Goal → Copy every one of the lines below word for word, keeping each character the same.

Available data →
::::
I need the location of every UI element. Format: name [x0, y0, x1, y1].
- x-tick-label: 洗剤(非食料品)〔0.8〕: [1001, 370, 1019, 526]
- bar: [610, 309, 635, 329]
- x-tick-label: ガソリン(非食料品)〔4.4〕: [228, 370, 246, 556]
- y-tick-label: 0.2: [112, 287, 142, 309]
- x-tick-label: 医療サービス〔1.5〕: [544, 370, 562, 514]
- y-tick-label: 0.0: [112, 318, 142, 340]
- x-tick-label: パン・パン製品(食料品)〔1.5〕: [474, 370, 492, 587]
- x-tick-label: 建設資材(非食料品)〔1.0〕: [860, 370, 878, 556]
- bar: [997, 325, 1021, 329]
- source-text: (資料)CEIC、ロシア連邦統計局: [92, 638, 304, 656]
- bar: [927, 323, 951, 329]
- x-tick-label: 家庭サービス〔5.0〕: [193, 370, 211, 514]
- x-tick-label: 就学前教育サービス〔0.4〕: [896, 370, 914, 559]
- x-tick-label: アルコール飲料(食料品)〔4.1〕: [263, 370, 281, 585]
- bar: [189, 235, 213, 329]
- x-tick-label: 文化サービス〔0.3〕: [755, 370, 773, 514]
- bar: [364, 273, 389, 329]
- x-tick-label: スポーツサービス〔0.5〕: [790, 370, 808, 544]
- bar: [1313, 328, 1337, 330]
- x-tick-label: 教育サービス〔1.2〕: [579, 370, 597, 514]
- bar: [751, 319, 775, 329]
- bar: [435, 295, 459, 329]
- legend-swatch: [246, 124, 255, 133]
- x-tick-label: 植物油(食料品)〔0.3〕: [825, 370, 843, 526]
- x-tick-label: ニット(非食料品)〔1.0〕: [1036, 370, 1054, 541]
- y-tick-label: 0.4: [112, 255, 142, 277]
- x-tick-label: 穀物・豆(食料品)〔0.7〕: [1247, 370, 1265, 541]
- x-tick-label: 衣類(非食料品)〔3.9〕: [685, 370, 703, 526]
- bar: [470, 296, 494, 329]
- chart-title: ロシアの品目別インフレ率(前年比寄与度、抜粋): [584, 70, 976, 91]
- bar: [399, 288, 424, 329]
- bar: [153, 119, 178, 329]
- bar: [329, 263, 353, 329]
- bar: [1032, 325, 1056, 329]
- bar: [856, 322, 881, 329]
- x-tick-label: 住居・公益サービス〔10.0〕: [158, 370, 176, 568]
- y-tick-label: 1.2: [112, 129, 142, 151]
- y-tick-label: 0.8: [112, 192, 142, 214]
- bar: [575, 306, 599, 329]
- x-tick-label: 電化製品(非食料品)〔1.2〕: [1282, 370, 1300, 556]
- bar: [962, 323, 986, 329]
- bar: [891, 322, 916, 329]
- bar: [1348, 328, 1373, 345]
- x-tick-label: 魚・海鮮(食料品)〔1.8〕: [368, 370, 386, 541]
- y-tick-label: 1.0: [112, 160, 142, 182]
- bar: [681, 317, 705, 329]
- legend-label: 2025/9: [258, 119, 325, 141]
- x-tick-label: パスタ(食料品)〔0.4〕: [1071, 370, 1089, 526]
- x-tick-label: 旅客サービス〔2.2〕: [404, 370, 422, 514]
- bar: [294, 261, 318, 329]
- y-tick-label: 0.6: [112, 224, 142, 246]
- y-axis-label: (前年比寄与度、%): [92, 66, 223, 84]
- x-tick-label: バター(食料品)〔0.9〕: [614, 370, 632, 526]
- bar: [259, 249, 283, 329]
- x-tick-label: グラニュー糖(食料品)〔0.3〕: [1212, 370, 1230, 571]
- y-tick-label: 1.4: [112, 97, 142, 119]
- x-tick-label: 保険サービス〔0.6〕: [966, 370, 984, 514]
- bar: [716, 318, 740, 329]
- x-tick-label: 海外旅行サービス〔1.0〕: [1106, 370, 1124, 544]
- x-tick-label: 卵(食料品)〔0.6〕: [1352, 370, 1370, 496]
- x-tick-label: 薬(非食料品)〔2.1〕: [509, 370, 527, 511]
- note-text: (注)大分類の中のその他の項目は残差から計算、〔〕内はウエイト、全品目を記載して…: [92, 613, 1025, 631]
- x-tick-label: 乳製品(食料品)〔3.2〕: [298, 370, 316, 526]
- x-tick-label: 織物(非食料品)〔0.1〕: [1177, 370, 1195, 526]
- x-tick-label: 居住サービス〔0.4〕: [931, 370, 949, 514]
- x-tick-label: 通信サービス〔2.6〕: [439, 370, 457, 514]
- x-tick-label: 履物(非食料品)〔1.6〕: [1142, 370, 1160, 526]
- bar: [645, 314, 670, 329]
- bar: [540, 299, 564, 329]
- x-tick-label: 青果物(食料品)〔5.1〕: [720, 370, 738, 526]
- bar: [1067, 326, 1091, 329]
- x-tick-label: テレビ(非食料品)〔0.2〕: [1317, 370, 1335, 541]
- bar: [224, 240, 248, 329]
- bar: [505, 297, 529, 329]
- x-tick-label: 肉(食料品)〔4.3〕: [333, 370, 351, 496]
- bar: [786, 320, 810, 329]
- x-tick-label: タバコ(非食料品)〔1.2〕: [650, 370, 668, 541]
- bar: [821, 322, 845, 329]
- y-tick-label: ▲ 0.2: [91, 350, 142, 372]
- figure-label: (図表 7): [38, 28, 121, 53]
::::
Written answer →
I need the location of every UI element. Format: name [x0, y0, x1, y1].
- x-tick-label: 洗剤(非食料品)〔0.8〕: [1001, 370, 1019, 526]
- bar: [610, 309, 635, 329]
- x-tick-label: ガソリン(非食料品)〔4.4〕: [228, 370, 246, 556]
- y-tick-label: 0.2: [112, 287, 142, 309]
- x-tick-label: 医療サービス〔1.5〕: [544, 370, 562, 514]
- y-tick-label: 0.0: [112, 318, 142, 340]
- x-tick-label: パン・パン製品(食料品)〔1.5〕: [474, 370, 492, 587]
- x-tick-label: 建設資材(非食料品)〔1.0〕: [860, 370, 878, 556]
- bar: [997, 325, 1021, 329]
- source-text: (資料)CEIC、ロシア連邦統計局: [92, 638, 304, 656]
- bar: [927, 323, 951, 329]
- x-tick-label: 家庭サービス〔5.0〕: [193, 370, 211, 514]
- x-tick-label: 就学前教育サービス〔0.4〕: [896, 370, 914, 559]
- x-tick-label: アルコール飲料(食料品)〔4.1〕: [263, 370, 281, 585]
- bar: [189, 235, 213, 329]
- x-tick-label: 文化サービス〔0.3〕: [755, 370, 773, 514]
- bar: [364, 273, 389, 329]
- x-tick-label: スポーツサービス〔0.5〕: [790, 370, 808, 544]
- bar: [1313, 328, 1337, 330]
- x-tick-label: 教育サービス〔1.2〕: [579, 370, 597, 514]
- bar: [751, 319, 775, 329]
- bar: [435, 295, 459, 329]
- legend-swatch: [246, 124, 255, 133]
- x-tick-label: 植物油(食料品)〔0.3〕: [825, 370, 843, 526]
- x-tick-label: ニット(非食料品)〔1.0〕: [1036, 370, 1054, 541]
- y-tick-label: 0.4: [112, 255, 142, 277]
- x-tick-label: 穀物・豆(食料品)〔0.7〕: [1247, 370, 1265, 541]
- x-tick-label: 衣類(非食料品)〔3.9〕: [685, 370, 703, 526]
- bar: [470, 296, 494, 329]
- chart-title: ロシアの品目別インフレ率(前年比寄与度、抜粋): [584, 70, 976, 91]
- bar: [399, 288, 424, 329]
- bar: [153, 119, 178, 329]
- bar: [329, 263, 353, 329]
- bar: [1032, 325, 1056, 329]
- bar: [856, 322, 881, 329]
- x-tick-label: 住居・公益サービス〔10.0〕: [158, 370, 176, 568]
- y-tick-label: 1.2: [112, 129, 142, 151]
- y-tick-label: 0.8: [112, 192, 142, 214]
- bar: [575, 306, 599, 329]
- x-tick-label: 電化製品(非食料品)〔1.2〕: [1282, 370, 1300, 556]
- bar: [962, 323, 986, 329]
- bar: [891, 322, 916, 329]
- bar: [1348, 328, 1373, 345]
- x-tick-label: 魚・海鮮(食料品)〔1.8〕: [368, 370, 386, 541]
- y-tick-label: 1.0: [112, 160, 142, 182]
- bar: [681, 317, 705, 329]
- legend-label: 2025/9: [258, 119, 325, 141]
- x-tick-label: パスタ(食料品)〔0.4〕: [1071, 370, 1089, 526]
- x-tick-label: 旅客サービス〔2.2〕: [404, 370, 422, 514]
- bar: [294, 261, 318, 329]
- y-tick-label: 0.6: [112, 224, 142, 246]
- y-axis-label: (前年比寄与度、%): [92, 66, 223, 84]
- x-tick-label: バター(食料品)〔0.9〕: [614, 370, 632, 526]
- bar: [259, 249, 283, 329]
- x-tick-label: グラニュー糖(食料品)〔0.3〕: [1212, 370, 1230, 571]
- y-tick-label: 1.4: [112, 97, 142, 119]
- x-tick-label: 保険サービス〔0.6〕: [966, 370, 984, 514]
- bar: [716, 318, 740, 329]
- x-tick-label: 海外旅行サービス〔1.0〕: [1106, 370, 1124, 544]
- x-tick-label: 卵(食料品)〔0.6〕: [1352, 370, 1370, 496]
- x-tick-label: 薬(非食料品)〔2.1〕: [509, 370, 527, 511]
- note-text: (注)大分類の中のその他の項目は残差から計算、〔〕内はウエイト、全品目を記載して…: [92, 613, 1025, 631]
- x-tick-label: 乳製品(食料品)〔3.2〕: [298, 370, 316, 526]
- x-tick-label: 織物(非食料品)〔0.1〕: [1177, 370, 1195, 526]
- x-tick-label: 居住サービス〔0.4〕: [931, 370, 949, 514]
- x-tick-label: 通信サービス〔2.6〕: [439, 370, 457, 514]
- x-tick-label: 履物(非食料品)〔1.6〕: [1142, 370, 1160, 526]
- bar: [645, 314, 670, 329]
- bar: [540, 299, 564, 329]
- x-tick-label: 青果物(食料品)〔5.1〕: [720, 370, 738, 526]
- bar: [1067, 326, 1091, 329]
- x-tick-label: テレビ(非食料品)〔0.2〕: [1317, 370, 1335, 541]
- bar: [224, 240, 248, 329]
- bar: [505, 297, 529, 329]
- x-tick-label: 肉(食料品)〔4.3〕: [333, 370, 351, 496]
- bar: [786, 320, 810, 329]
- x-tick-label: タバコ(非食料品)〔1.2〕: [650, 370, 668, 541]
- bar: [821, 322, 845, 329]
- y-tick-label: ▲ 0.2: [91, 350, 142, 372]
- figure-label: (図表 7): [38, 28, 121, 53]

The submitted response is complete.